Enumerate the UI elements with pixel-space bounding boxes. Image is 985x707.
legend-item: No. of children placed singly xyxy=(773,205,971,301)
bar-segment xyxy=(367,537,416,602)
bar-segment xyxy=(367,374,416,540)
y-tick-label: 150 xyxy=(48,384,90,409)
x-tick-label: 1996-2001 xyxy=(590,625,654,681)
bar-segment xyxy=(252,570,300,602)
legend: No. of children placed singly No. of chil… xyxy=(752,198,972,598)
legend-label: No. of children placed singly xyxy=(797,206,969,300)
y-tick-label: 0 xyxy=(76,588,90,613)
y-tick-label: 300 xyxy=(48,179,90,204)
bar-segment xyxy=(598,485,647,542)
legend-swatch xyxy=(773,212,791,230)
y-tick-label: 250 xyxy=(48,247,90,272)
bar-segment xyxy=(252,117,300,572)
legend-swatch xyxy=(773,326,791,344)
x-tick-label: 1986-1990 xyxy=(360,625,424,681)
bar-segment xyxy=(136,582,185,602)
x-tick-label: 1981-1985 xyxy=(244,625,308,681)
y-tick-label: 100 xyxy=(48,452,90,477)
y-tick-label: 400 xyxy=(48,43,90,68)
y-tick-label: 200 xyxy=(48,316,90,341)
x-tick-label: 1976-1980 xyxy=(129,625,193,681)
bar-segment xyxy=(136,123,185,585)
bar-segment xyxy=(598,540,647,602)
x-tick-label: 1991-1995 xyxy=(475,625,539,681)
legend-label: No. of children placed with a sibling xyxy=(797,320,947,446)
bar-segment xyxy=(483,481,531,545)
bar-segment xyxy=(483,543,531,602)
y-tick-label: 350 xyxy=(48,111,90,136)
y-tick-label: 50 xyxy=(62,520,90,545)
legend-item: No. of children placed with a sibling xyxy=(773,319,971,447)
========================================================================
◆ **GIVEN EXERCISE**: Transcribe the items from the first line through the line that contains "bar-segment xyxy=(252,570,300,602)", including both of those lines.

◆ **SOLUTION FOR THIS EXERCISE**:
Enumerate the UI elements with pixel-space bounding boxes. Image is 985x707.
legend-item: No. of children placed singly xyxy=(773,205,971,301)
bar-segment xyxy=(367,537,416,602)
bar-segment xyxy=(367,374,416,540)
y-tick-label: 150 xyxy=(48,384,90,409)
x-tick-label: 1996-2001 xyxy=(590,625,654,681)
bar-segment xyxy=(252,570,300,602)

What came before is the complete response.